Wherever a line in the data below holds "this", copy that line.

▼

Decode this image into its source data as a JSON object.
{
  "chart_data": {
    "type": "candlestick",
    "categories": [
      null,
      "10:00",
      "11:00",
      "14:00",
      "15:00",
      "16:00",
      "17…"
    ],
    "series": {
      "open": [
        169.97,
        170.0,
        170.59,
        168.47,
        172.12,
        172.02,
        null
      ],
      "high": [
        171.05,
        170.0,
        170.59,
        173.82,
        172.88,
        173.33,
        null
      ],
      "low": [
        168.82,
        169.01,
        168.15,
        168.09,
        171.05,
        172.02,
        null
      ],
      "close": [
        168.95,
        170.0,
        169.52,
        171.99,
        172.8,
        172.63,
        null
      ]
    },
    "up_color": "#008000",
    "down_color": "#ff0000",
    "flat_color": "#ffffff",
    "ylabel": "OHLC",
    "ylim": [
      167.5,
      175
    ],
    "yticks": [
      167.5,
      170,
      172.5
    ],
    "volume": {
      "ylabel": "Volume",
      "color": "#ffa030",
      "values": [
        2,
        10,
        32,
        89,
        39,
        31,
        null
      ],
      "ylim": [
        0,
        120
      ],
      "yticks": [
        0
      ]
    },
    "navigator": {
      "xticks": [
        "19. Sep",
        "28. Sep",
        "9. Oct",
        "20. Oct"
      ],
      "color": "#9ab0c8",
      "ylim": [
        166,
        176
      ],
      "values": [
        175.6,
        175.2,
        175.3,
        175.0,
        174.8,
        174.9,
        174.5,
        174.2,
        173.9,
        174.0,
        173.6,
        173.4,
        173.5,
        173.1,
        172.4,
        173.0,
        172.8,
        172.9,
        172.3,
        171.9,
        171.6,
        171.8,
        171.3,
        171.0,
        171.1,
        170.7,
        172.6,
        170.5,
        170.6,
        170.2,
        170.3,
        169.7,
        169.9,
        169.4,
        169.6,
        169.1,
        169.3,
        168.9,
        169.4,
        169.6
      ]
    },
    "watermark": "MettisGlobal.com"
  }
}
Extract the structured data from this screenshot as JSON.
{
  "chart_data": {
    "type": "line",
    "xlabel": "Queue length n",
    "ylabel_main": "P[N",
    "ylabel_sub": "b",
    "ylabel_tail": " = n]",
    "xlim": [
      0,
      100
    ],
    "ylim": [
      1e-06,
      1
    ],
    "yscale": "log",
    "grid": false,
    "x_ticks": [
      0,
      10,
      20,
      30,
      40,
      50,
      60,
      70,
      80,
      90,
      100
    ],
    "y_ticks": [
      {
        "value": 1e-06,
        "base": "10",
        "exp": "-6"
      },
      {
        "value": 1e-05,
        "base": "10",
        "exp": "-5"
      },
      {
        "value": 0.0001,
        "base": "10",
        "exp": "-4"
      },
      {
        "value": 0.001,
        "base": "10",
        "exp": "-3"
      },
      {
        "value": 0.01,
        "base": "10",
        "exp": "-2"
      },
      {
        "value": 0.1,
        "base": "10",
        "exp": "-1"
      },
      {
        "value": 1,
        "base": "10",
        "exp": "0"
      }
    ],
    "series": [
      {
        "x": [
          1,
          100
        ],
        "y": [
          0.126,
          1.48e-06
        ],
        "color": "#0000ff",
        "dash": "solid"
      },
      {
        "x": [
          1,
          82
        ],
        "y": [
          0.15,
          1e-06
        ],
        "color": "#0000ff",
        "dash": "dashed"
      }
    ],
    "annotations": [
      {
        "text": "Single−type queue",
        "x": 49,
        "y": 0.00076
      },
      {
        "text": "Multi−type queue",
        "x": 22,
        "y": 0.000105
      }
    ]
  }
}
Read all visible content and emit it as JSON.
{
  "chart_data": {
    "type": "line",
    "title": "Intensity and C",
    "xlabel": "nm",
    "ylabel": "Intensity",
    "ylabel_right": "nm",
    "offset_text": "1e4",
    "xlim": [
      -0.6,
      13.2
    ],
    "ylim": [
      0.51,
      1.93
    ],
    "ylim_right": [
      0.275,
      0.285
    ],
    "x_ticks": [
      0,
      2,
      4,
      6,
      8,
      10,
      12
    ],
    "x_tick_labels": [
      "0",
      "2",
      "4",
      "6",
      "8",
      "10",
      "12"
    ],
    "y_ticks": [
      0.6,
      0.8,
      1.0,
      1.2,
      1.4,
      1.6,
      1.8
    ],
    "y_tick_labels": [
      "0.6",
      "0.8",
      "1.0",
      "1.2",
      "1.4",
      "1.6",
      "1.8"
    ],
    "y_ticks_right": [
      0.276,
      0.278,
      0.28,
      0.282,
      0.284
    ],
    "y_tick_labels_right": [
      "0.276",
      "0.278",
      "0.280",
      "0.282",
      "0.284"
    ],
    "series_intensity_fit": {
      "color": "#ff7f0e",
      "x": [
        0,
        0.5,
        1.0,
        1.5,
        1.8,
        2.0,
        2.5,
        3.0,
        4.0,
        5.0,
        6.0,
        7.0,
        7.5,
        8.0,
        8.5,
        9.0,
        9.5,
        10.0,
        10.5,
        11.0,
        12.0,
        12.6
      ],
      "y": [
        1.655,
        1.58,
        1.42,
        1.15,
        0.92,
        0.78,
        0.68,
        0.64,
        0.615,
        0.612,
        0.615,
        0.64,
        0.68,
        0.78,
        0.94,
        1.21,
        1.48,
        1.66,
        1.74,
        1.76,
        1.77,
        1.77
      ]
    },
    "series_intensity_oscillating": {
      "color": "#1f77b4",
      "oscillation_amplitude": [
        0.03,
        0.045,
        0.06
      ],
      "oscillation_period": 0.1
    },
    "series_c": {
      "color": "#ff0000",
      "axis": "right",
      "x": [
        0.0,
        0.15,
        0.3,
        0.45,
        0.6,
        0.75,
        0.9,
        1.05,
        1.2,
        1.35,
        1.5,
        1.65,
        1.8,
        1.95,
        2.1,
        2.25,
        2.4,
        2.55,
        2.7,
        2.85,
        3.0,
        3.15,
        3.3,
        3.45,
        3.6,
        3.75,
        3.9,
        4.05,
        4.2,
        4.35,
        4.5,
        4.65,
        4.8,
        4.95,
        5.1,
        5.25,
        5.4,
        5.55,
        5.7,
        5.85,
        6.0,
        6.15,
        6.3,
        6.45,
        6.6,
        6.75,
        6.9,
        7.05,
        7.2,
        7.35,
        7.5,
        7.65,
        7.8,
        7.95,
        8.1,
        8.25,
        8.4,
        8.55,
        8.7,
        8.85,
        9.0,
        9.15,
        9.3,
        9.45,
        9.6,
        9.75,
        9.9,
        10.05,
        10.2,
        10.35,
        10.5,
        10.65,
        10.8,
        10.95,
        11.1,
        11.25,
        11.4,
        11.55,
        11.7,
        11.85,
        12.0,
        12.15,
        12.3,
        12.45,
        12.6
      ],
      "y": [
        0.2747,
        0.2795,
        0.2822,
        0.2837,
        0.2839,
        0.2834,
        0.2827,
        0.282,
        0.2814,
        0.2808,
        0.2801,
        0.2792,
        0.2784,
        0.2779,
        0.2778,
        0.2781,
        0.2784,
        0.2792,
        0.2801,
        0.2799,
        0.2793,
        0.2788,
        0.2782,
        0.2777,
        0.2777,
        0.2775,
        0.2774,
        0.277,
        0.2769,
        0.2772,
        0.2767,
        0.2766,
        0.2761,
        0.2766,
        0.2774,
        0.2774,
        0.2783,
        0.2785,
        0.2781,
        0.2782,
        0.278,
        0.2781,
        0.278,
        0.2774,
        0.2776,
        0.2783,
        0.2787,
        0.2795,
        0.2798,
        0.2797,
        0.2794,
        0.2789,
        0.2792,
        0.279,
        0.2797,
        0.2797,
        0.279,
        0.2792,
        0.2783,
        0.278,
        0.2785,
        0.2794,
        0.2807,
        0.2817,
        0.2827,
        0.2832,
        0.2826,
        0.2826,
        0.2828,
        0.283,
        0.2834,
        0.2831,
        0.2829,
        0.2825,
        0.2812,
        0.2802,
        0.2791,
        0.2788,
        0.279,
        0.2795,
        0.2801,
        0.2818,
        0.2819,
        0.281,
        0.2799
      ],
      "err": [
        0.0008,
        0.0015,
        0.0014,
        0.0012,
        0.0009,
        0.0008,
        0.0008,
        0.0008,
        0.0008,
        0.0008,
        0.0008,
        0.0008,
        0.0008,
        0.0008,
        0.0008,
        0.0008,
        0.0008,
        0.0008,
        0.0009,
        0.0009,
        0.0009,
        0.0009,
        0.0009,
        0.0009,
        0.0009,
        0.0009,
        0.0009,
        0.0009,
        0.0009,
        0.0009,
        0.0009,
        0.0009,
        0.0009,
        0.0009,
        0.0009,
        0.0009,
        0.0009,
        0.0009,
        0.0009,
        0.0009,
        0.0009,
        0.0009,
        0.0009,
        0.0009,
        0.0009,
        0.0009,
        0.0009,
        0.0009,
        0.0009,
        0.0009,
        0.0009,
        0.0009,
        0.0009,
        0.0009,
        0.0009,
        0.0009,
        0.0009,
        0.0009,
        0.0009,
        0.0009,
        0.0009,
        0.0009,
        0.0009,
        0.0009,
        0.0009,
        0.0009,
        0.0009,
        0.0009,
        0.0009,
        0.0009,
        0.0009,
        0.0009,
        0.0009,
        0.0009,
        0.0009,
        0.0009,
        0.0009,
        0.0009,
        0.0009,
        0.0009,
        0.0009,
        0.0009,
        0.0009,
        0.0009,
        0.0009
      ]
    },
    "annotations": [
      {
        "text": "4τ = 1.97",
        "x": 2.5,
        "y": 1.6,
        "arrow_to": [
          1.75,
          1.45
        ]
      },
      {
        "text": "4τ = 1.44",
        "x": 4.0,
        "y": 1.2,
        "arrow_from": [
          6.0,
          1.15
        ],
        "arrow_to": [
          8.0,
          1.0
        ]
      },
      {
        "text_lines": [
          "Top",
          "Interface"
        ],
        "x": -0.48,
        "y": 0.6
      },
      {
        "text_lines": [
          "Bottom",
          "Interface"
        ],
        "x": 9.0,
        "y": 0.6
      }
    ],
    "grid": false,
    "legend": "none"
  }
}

▲

**Completed exercise:**
Decode this image into its source data as a JSON object.
Extract the structured data from this screenshot as JSON.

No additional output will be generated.